Material for this exercise:
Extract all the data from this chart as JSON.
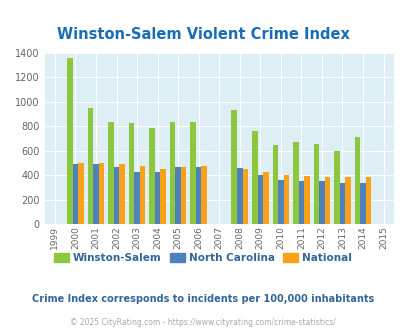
{
  "title": "Winston-Salem Violent Crime Index",
  "all_years": [
    1999,
    2000,
    2001,
    2002,
    2003,
    2004,
    2005,
    2006,
    2007,
    2008,
    2009,
    2010,
    2011,
    2012,
    2013,
    2014,
    2015
  ],
  "data_years": [
    2000,
    2001,
    2002,
    2003,
    2004,
    2005,
    2006,
    2008,
    2009,
    2010,
    2011,
    2012,
    2013,
    2014
  ],
  "winston_salem": [
    1360,
    950,
    835,
    830,
    790,
    835,
    835,
    930,
    760,
    645,
    670,
    660,
    600,
    710
  ],
  "north_carolina": [
    495,
    490,
    465,
    430,
    430,
    465,
    465,
    460,
    405,
    360,
    350,
    350,
    340,
    335
  ],
  "national": [
    505,
    505,
    495,
    475,
    455,
    465,
    475,
    455,
    425,
    405,
    395,
    390,
    390,
    385
  ],
  "ws_color": "#8dc63f",
  "nc_color": "#4f81bd",
  "nat_color": "#f9a11b",
  "bg_color": "#ddeef5",
  "title_color": "#1a6db5",
  "legend_color": "#336699",
  "footer_color": "#aaaaaa",
  "tick_color": "#666666",
  "ylim": [
    0,
    1400
  ],
  "yticks": [
    0,
    200,
    400,
    600,
    800,
    1000,
    1200,
    1400
  ],
  "subtitle": "Crime Index corresponds to incidents per 100,000 inhabitants",
  "footer": "© 2025 CityRating.com - https://www.cityrating.com/crime-statistics/",
  "bar_width": 0.27,
  "figsize": [
    4.06,
    3.3
  ],
  "dpi": 100
}
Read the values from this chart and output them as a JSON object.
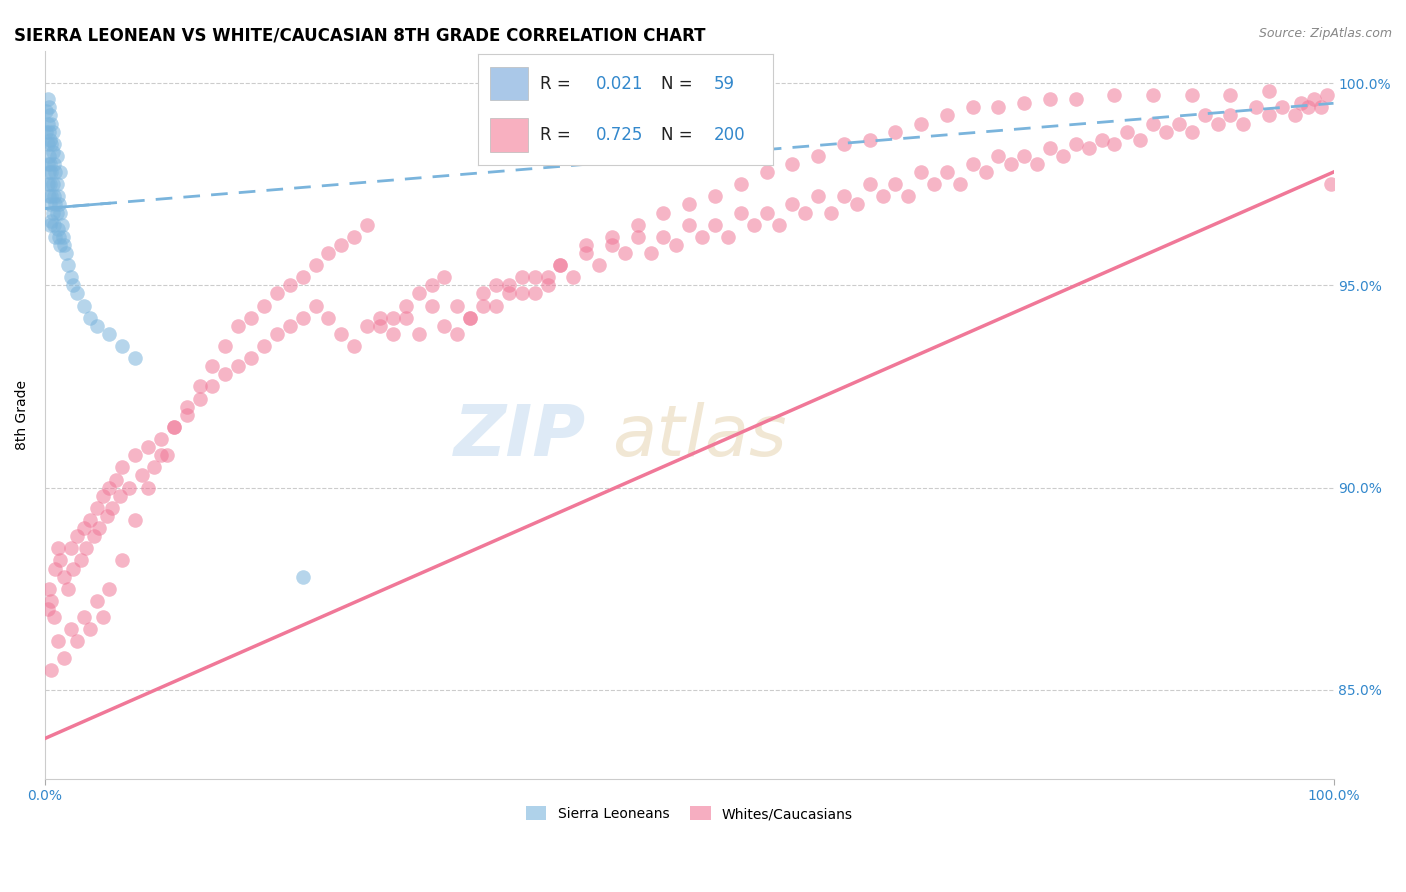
{
  "title": "SIERRA LEONEAN VS WHITE/CAUCASIAN 8TH GRADE CORRELATION CHART",
  "source": "Source: ZipAtlas.com",
  "ylabel": "8th Grade",
  "xlim": [
    0.0,
    1.0
  ],
  "ylim": [
    0.828,
    1.008
  ],
  "yticks": [
    0.85,
    0.9,
    0.95,
    1.0
  ],
  "ytick_labels": [
    "85.0%",
    "90.0%",
    "95.0%",
    "100.0%"
  ],
  "blue_color": "#7ab4dc",
  "pink_color": "#f07898",
  "title_fontsize": 12,
  "source_fontsize": 9,
  "blue_trend_start_x": 0.0,
  "blue_trend_end_x": 1.0,
  "blue_trend_start_y": 0.969,
  "blue_trend_end_y": 0.995,
  "pink_trend_start_x": 0.0,
  "pink_trend_end_x": 1.0,
  "pink_trend_start_y": 0.838,
  "pink_trend_end_y": 0.978,
  "blue_x": [
    0.001,
    0.001,
    0.002,
    0.002,
    0.002,
    0.002,
    0.003,
    0.003,
    0.003,
    0.003,
    0.004,
    0.004,
    0.004,
    0.004,
    0.004,
    0.005,
    0.005,
    0.005,
    0.005,
    0.006,
    0.006,
    0.006,
    0.007,
    0.007,
    0.007,
    0.008,
    0.008,
    0.008,
    0.009,
    0.009,
    0.01,
    0.01,
    0.011,
    0.011,
    0.012,
    0.012,
    0.013,
    0.014,
    0.015,
    0.016,
    0.018,
    0.02,
    0.022,
    0.025,
    0.03,
    0.035,
    0.04,
    0.05,
    0.06,
    0.07,
    0.002,
    0.003,
    0.004,
    0.005,
    0.006,
    0.007,
    0.009,
    0.012,
    0.2
  ],
  "blue_y": [
    0.988,
    0.993,
    0.99,
    0.985,
    0.98,
    0.975,
    0.988,
    0.982,
    0.978,
    0.972,
    0.986,
    0.98,
    0.975,
    0.97,
    0.965,
    0.985,
    0.978,
    0.972,
    0.966,
    0.983,
    0.975,
    0.968,
    0.98,
    0.972,
    0.965,
    0.978,
    0.97,
    0.962,
    0.975,
    0.968,
    0.972,
    0.964,
    0.97,
    0.962,
    0.968,
    0.96,
    0.965,
    0.962,
    0.96,
    0.958,
    0.955,
    0.952,
    0.95,
    0.948,
    0.945,
    0.942,
    0.94,
    0.938,
    0.935,
    0.932,
    0.996,
    0.994,
    0.992,
    0.99,
    0.988,
    0.985,
    0.982,
    0.978,
    0.878
  ],
  "pink_x": [
    0.002,
    0.003,
    0.005,
    0.007,
    0.008,
    0.01,
    0.012,
    0.015,
    0.018,
    0.02,
    0.022,
    0.025,
    0.028,
    0.03,
    0.032,
    0.035,
    0.038,
    0.04,
    0.042,
    0.045,
    0.048,
    0.05,
    0.052,
    0.055,
    0.058,
    0.06,
    0.065,
    0.07,
    0.075,
    0.08,
    0.085,
    0.09,
    0.095,
    0.1,
    0.11,
    0.12,
    0.13,
    0.14,
    0.15,
    0.16,
    0.17,
    0.18,
    0.19,
    0.2,
    0.21,
    0.22,
    0.23,
    0.24,
    0.25,
    0.26,
    0.27,
    0.28,
    0.29,
    0.3,
    0.31,
    0.32,
    0.33,
    0.34,
    0.35,
    0.36,
    0.37,
    0.38,
    0.39,
    0.4,
    0.41,
    0.42,
    0.43,
    0.44,
    0.45,
    0.46,
    0.47,
    0.48,
    0.49,
    0.5,
    0.51,
    0.52,
    0.53,
    0.54,
    0.55,
    0.56,
    0.57,
    0.58,
    0.59,
    0.6,
    0.61,
    0.62,
    0.63,
    0.64,
    0.65,
    0.66,
    0.67,
    0.68,
    0.69,
    0.7,
    0.71,
    0.72,
    0.73,
    0.74,
    0.75,
    0.76,
    0.77,
    0.78,
    0.79,
    0.8,
    0.81,
    0.82,
    0.83,
    0.84,
    0.85,
    0.86,
    0.87,
    0.88,
    0.89,
    0.9,
    0.91,
    0.92,
    0.93,
    0.94,
    0.95,
    0.96,
    0.97,
    0.975,
    0.98,
    0.985,
    0.99,
    0.995,
    0.998,
    0.005,
    0.01,
    0.015,
    0.02,
    0.025,
    0.03,
    0.035,
    0.04,
    0.045,
    0.05,
    0.06,
    0.07,
    0.08,
    0.09,
    0.1,
    0.11,
    0.12,
    0.13,
    0.14,
    0.15,
    0.16,
    0.17,
    0.18,
    0.19,
    0.2,
    0.21,
    0.22,
    0.23,
    0.24,
    0.25,
    0.26,
    0.27,
    0.28,
    0.29,
    0.3,
    0.31,
    0.32,
    0.33,
    0.34,
    0.35,
    0.36,
    0.37,
    0.38,
    0.39,
    0.4,
    0.42,
    0.44,
    0.46,
    0.48,
    0.5,
    0.52,
    0.54,
    0.56,
    0.58,
    0.6,
    0.62,
    0.64,
    0.66,
    0.68,
    0.7,
    0.72,
    0.74,
    0.76,
    0.78,
    0.8,
    0.83,
    0.86,
    0.89,
    0.92,
    0.95
  ],
  "pink_y": [
    0.87,
    0.875,
    0.872,
    0.868,
    0.88,
    0.885,
    0.882,
    0.878,
    0.875,
    0.885,
    0.88,
    0.888,
    0.882,
    0.89,
    0.885,
    0.892,
    0.888,
    0.895,
    0.89,
    0.898,
    0.893,
    0.9,
    0.895,
    0.902,
    0.898,
    0.905,
    0.9,
    0.908,
    0.903,
    0.91,
    0.905,
    0.912,
    0.908,
    0.915,
    0.918,
    0.922,
    0.925,
    0.928,
    0.93,
    0.932,
    0.935,
    0.938,
    0.94,
    0.942,
    0.945,
    0.942,
    0.938,
    0.935,
    0.94,
    0.942,
    0.938,
    0.942,
    0.938,
    0.945,
    0.94,
    0.945,
    0.942,
    0.948,
    0.945,
    0.95,
    0.948,
    0.952,
    0.95,
    0.955,
    0.952,
    0.958,
    0.955,
    0.96,
    0.958,
    0.962,
    0.958,
    0.962,
    0.96,
    0.965,
    0.962,
    0.965,
    0.962,
    0.968,
    0.965,
    0.968,
    0.965,
    0.97,
    0.968,
    0.972,
    0.968,
    0.972,
    0.97,
    0.975,
    0.972,
    0.975,
    0.972,
    0.978,
    0.975,
    0.978,
    0.975,
    0.98,
    0.978,
    0.982,
    0.98,
    0.982,
    0.98,
    0.984,
    0.982,
    0.985,
    0.984,
    0.986,
    0.985,
    0.988,
    0.986,
    0.99,
    0.988,
    0.99,
    0.988,
    0.992,
    0.99,
    0.992,
    0.99,
    0.994,
    0.992,
    0.994,
    0.992,
    0.995,
    0.994,
    0.996,
    0.994,
    0.997,
    0.975,
    0.855,
    0.862,
    0.858,
    0.865,
    0.862,
    0.868,
    0.865,
    0.872,
    0.868,
    0.875,
    0.882,
    0.892,
    0.9,
    0.908,
    0.915,
    0.92,
    0.925,
    0.93,
    0.935,
    0.94,
    0.942,
    0.945,
    0.948,
    0.95,
    0.952,
    0.955,
    0.958,
    0.96,
    0.962,
    0.965,
    0.94,
    0.942,
    0.945,
    0.948,
    0.95,
    0.952,
    0.938,
    0.942,
    0.945,
    0.95,
    0.948,
    0.952,
    0.948,
    0.952,
    0.955,
    0.96,
    0.962,
    0.965,
    0.968,
    0.97,
    0.972,
    0.975,
    0.978,
    0.98,
    0.982,
    0.985,
    0.986,
    0.988,
    0.99,
    0.992,
    0.994,
    0.994,
    0.995,
    0.996,
    0.996,
    0.997,
    0.997,
    0.997,
    0.997,
    0.998
  ]
}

Brief: In the records above, locate the lines holding the word "Index". Copy each of them.

In response:
  "title": "Winston-Salem Violent Crime Index",
  "subtitle": "Crime Index corresponds to incidents per 100,000 inhabitants",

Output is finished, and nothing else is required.